--- BEGIN Source records ---
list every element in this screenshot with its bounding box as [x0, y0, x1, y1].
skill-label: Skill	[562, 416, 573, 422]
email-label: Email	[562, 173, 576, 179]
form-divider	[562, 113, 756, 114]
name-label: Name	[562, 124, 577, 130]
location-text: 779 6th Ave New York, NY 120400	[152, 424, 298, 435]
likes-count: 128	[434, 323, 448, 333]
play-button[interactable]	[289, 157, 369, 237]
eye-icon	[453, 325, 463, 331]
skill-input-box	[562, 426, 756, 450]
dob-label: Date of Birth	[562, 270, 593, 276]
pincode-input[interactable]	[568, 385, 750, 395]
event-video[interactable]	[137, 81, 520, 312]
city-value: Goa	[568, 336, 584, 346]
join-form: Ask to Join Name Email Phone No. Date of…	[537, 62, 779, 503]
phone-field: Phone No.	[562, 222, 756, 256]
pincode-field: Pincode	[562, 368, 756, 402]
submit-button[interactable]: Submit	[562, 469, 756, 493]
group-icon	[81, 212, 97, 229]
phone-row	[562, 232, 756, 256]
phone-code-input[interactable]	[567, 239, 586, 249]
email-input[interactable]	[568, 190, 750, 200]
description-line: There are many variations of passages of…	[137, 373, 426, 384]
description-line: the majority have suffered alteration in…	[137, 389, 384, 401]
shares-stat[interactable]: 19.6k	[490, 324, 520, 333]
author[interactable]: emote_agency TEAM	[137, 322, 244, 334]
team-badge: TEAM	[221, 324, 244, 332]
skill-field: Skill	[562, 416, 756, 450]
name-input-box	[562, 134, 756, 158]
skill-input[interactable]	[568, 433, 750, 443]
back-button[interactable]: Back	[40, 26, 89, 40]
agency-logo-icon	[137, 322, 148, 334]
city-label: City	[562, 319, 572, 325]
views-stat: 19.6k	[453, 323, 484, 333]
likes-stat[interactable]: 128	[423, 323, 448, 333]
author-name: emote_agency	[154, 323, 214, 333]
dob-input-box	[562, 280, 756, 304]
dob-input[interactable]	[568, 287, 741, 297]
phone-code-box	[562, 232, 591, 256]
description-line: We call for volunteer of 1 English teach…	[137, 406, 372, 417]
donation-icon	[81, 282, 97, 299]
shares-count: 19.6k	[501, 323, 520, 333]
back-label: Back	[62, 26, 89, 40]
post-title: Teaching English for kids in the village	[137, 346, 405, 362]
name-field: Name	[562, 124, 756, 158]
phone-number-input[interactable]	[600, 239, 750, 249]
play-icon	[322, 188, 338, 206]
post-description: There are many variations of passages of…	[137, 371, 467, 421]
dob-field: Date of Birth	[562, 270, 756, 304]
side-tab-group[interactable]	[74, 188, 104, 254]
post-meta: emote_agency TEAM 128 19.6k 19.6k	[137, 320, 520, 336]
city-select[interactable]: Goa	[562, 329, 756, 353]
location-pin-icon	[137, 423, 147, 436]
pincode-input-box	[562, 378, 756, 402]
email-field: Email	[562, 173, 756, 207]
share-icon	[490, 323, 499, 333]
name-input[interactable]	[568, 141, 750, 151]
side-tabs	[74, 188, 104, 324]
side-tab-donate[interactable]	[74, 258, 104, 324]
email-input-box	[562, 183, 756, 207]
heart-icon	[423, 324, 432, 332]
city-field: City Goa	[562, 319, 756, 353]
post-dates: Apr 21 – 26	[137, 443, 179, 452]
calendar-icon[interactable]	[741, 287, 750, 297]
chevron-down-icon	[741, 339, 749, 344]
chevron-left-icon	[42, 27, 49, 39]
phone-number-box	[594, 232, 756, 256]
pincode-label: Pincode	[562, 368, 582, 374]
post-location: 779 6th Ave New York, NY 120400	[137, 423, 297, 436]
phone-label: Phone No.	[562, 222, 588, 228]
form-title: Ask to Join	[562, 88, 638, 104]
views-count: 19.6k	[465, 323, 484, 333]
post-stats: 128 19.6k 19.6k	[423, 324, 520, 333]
--- END Source records ---
Problem requirements:
Return every line of the material above without any changes, in its original order.

Task result:
list every element in this screenshot with its bounding box as [x0, y0, x1, y1].
skill-label: Skill	[562, 416, 573, 422]
email-label: Email	[562, 173, 576, 179]
form-divider	[562, 113, 756, 114]
name-label: Name	[562, 124, 577, 130]
location-text: 779 6th Ave New York, NY 120400	[152, 424, 298, 435]
likes-count: 128	[434, 323, 448, 333]
play-button[interactable]	[289, 157, 369, 237]
eye-icon	[453, 325, 463, 331]
skill-input-box	[562, 426, 756, 450]
dob-label: Date of Birth	[562, 270, 593, 276]
pincode-input[interactable]	[568, 385, 750, 395]
event-video[interactable]	[137, 81, 520, 312]
city-value: Goa	[568, 336, 584, 346]
join-form: Ask to Join Name Email Phone No. Date of…	[537, 62, 779, 503]
phone-field: Phone No.	[562, 222, 756, 256]
pincode-field: Pincode	[562, 368, 756, 402]
submit-button[interactable]: Submit	[562, 469, 756, 493]
group-icon	[81, 212, 97, 229]
phone-row	[562, 232, 756, 256]
phone-code-input[interactable]	[567, 239, 586, 249]
email-input[interactable]	[568, 190, 750, 200]
description-line: There are many variations of passages of…	[137, 373, 426, 384]
description-line: the majority have suffered alteration in…	[137, 389, 384, 401]
shares-stat[interactable]: 19.6k	[490, 324, 520, 333]
author[interactable]: emote_agency TEAM	[137, 322, 244, 334]
team-badge: TEAM	[221, 324, 244, 332]
skill-field: Skill	[562, 416, 756, 450]
name-input-box	[562, 134, 756, 158]
skill-input[interactable]	[568, 433, 750, 443]
back-button[interactable]: Back	[40, 26, 89, 40]
agency-logo-icon	[137, 322, 148, 334]
city-label: City	[562, 319, 572, 325]
views-stat: 19.6k	[453, 323, 484, 333]
likes-stat[interactable]: 128	[423, 323, 448, 333]
author-name: emote_agency	[154, 323, 214, 333]
dob-input-box	[562, 280, 756, 304]
dob-input[interactable]	[568, 287, 741, 297]
phone-code-box	[562, 232, 591, 256]
description-line: We call for volunteer of 1 English teach…	[137, 406, 372, 417]
donation-icon	[81, 282, 97, 299]
shares-count: 19.6k	[501, 323, 520, 333]
back-label: Back	[62, 26, 89, 40]
post-title: Teaching English for kids in the village	[137, 346, 405, 362]
name-field: Name	[562, 124, 756, 158]
phone-number-input[interactable]	[600, 239, 750, 249]
play-icon	[322, 188, 338, 206]
post-description: There are many variations of passages of…	[137, 371, 467, 421]
dob-field: Date of Birth	[562, 270, 756, 304]
side-tab-group[interactable]	[74, 188, 104, 254]
post-meta: emote_agency TEAM 128 19.6k 19.6k	[137, 320, 520, 336]
city-select[interactable]: Goa	[562, 329, 756, 353]
location-pin-icon	[137, 423, 147, 436]
pincode-input-box	[562, 378, 756, 402]
email-field: Email	[562, 173, 756, 207]
share-icon	[490, 323, 499, 333]
name-input[interactable]	[568, 141, 750, 151]
side-tabs	[74, 188, 104, 324]
side-tab-donate[interactable]	[74, 258, 104, 324]
email-input-box	[562, 183, 756, 207]
heart-icon	[423, 324, 432, 332]
city-field: City Goa	[562, 319, 756, 353]
post-dates: Apr 21 – 26	[137, 443, 179, 452]
calendar-icon[interactable]	[741, 287, 750, 297]
chevron-down-icon	[741, 339, 749, 344]
chevron-left-icon	[42, 27, 49, 39]
phone-number-box	[594, 232, 756, 256]
pincode-label: Pincode	[562, 368, 582, 374]
post-location: 779 6th Ave New York, NY 120400	[137, 423, 297, 436]
phone-label: Phone No.	[562, 222, 588, 228]
form-title: Ask to Join	[562, 88, 638, 104]
views-count: 19.6k	[465, 323, 484, 333]
post-stats: 128 19.6k 19.6k	[423, 324, 520, 333]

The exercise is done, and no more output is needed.